> **Required task**
Change each "staticText" in the records to "textLabel" and keep every other line as it is.

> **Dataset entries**
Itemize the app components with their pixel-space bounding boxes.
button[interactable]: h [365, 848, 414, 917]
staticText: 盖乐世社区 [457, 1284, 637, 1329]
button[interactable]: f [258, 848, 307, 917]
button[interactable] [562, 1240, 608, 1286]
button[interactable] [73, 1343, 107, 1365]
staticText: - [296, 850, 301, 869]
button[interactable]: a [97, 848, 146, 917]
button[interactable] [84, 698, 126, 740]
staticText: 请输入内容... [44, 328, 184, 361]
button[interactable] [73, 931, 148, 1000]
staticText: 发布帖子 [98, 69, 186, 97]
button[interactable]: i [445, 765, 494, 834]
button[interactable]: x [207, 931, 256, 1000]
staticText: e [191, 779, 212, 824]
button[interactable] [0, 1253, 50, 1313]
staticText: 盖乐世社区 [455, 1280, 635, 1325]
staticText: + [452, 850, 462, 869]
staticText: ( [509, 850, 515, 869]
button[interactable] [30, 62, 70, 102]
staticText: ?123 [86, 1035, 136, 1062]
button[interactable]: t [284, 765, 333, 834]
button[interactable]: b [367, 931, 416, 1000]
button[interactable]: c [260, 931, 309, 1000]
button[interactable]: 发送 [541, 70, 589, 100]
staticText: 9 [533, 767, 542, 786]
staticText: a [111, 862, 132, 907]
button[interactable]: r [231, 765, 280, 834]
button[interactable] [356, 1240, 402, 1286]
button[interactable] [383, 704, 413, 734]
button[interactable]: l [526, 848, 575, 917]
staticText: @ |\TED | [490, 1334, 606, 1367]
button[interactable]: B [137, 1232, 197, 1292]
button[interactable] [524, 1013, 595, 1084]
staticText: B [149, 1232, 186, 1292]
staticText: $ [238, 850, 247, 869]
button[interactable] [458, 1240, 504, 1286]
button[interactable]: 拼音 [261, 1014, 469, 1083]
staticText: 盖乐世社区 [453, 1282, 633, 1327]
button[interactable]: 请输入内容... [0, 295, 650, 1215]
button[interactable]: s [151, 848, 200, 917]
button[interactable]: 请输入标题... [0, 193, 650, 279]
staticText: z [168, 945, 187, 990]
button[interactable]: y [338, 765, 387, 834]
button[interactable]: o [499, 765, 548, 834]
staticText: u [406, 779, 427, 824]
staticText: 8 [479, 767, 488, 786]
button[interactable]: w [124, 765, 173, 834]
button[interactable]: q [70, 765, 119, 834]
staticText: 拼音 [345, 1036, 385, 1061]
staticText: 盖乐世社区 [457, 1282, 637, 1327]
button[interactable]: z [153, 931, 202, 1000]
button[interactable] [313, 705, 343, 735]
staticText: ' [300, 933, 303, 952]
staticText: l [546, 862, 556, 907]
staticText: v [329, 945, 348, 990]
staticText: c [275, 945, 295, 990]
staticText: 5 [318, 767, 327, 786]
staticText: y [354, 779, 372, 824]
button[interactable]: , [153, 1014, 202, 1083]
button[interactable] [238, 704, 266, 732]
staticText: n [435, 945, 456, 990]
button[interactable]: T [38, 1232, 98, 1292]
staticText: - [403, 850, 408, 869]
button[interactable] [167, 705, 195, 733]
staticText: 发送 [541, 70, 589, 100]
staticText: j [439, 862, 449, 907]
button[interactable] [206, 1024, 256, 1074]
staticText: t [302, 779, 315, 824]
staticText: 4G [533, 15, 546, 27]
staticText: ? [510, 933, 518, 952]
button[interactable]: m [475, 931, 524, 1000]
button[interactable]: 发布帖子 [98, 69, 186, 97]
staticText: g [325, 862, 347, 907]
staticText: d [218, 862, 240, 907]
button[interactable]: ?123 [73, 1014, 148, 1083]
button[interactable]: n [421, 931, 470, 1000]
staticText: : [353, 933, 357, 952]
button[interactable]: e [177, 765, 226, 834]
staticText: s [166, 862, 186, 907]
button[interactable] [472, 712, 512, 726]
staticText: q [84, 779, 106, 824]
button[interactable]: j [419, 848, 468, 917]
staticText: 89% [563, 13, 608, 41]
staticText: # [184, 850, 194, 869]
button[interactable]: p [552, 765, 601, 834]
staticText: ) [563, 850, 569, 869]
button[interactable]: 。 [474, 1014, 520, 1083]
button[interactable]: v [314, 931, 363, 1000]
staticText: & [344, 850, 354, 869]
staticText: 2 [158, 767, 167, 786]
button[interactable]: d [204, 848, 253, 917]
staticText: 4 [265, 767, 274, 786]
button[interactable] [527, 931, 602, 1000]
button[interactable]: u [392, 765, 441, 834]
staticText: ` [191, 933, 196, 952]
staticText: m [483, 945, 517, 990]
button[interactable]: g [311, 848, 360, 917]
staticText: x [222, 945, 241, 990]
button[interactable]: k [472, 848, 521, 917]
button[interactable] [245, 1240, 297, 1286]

> **Reply**
Itemize the app components with their pixel-space bounding boxes.
button[interactable]: h [365, 848, 414, 917]
textLabel: 盖乐世社区 [457, 1284, 637, 1329]
button[interactable]: f [258, 848, 307, 917]
button[interactable] [562, 1240, 608, 1286]
button[interactable] [73, 1343, 107, 1365]
textLabel: - [296, 850, 301, 869]
button[interactable]: a [97, 848, 146, 917]
button[interactable] [84, 698, 126, 740]
textLabel: 请输入内容... [44, 328, 184, 361]
button[interactable] [73, 931, 148, 1000]
textLabel: 发布帖子 [98, 69, 186, 97]
button[interactable]: i [445, 765, 494, 834]
button[interactable]: x [207, 931, 256, 1000]
textLabel: e [191, 779, 212, 824]
button[interactable] [0, 1253, 50, 1313]
textLabel: 盖乐世社区 [455, 1280, 635, 1325]
textLabel: + [452, 850, 462, 869]
textLabel: ( [509, 850, 515, 869]
button[interactable] [30, 62, 70, 102]
textLabel: ?123 [86, 1035, 136, 1062]
button[interactable]: t [284, 765, 333, 834]
button[interactable]: b [367, 931, 416, 1000]
button[interactable]: c [260, 931, 309, 1000]
button[interactable]: 发送 [541, 70, 589, 100]
textLabel: 9 [533, 767, 542, 786]
textLabel: a [111, 862, 132, 907]
button[interactable]: r [231, 765, 280, 834]
button[interactable] [356, 1240, 402, 1286]
button[interactable] [383, 704, 413, 734]
button[interactable]: l [526, 848, 575, 917]
textLabel: @ |\TED | [490, 1334, 606, 1367]
button[interactable]: B [137, 1232, 197, 1292]
button[interactable] [524, 1013, 595, 1084]
textLabel: B [149, 1232, 186, 1292]
textLabel: $ [238, 850, 247, 869]
button[interactable] [458, 1240, 504, 1286]
button[interactable]: 拼音 [261, 1014, 469, 1083]
textLabel: 盖乐世社区 [453, 1282, 633, 1327]
button[interactable]: 请输入内容... [0, 295, 650, 1215]
button[interactable]: s [151, 848, 200, 917]
button[interactable]: 请输入标题... [0, 193, 650, 279]
textLabel: z [168, 945, 187, 990]
button[interactable]: y [338, 765, 387, 834]
button[interactable]: o [499, 765, 548, 834]
textLabel: u [406, 779, 427, 824]
textLabel: 8 [479, 767, 488, 786]
button[interactable]: w [124, 765, 173, 834]
button[interactable]: q [70, 765, 119, 834]
textLabel: 拼音 [345, 1036, 385, 1061]
textLabel: 盖乐世社区 [457, 1282, 637, 1327]
button[interactable]: z [153, 931, 202, 1000]
button[interactable] [313, 705, 343, 735]
textLabel: ' [300, 933, 303, 952]
textLabel: l [546, 862, 556, 907]
textLabel: v [329, 945, 348, 990]
textLabel: c [275, 945, 295, 990]
textLabel: 5 [318, 767, 327, 786]
textLabel: y [354, 779, 372, 824]
button[interactable]: , [153, 1014, 202, 1083]
button[interactable] [238, 704, 266, 732]
textLabel: n [435, 945, 456, 990]
button[interactable]: T [38, 1232, 98, 1292]
textLabel: - [403, 850, 408, 869]
button[interactable] [167, 705, 195, 733]
textLabel: 发送 [541, 70, 589, 100]
textLabel: j [439, 862, 449, 907]
button[interactable] [206, 1024, 256, 1074]
textLabel: t [302, 779, 315, 824]
textLabel: 4G [533, 15, 546, 27]
textLabel: ? [510, 933, 518, 952]
button[interactable]: m [475, 931, 524, 1000]
button[interactable]: 发布帖子 [98, 69, 186, 97]
textLabel: g [325, 862, 347, 907]
textLabel: d [218, 862, 240, 907]
button[interactable]: ?123 [73, 1014, 148, 1083]
button[interactable]: n [421, 931, 470, 1000]
textLabel: : [353, 933, 357, 952]
button[interactable]: e [177, 765, 226, 834]
textLabel: s [166, 862, 186, 907]
button[interactable] [472, 712, 512, 726]
textLabel: q [84, 779, 106, 824]
button[interactable]: j [419, 848, 468, 917]
textLabel: 89% [563, 13, 608, 41]
textLabel: # [184, 850, 194, 869]
button[interactable]: p [552, 765, 601, 834]
textLabel: ) [563, 850, 569, 869]
button[interactable]: 。 [474, 1014, 520, 1083]
button[interactable]: v [314, 931, 363, 1000]
textLabel: & [344, 850, 354, 869]
textLabel: 2 [158, 767, 167, 786]
button[interactable]: d [204, 848, 253, 917]
textLabel: 4 [265, 767, 274, 786]
button[interactable] [527, 931, 602, 1000]
button[interactable]: u [392, 765, 441, 834]
textLabel: ` [191, 933, 196, 952]
textLabel: m [483, 945, 517, 990]
button[interactable]: g [311, 848, 360, 917]
textLabel: x [222, 945, 241, 990]
button[interactable]: k [472, 848, 521, 917]
button[interactable] [245, 1240, 297, 1286]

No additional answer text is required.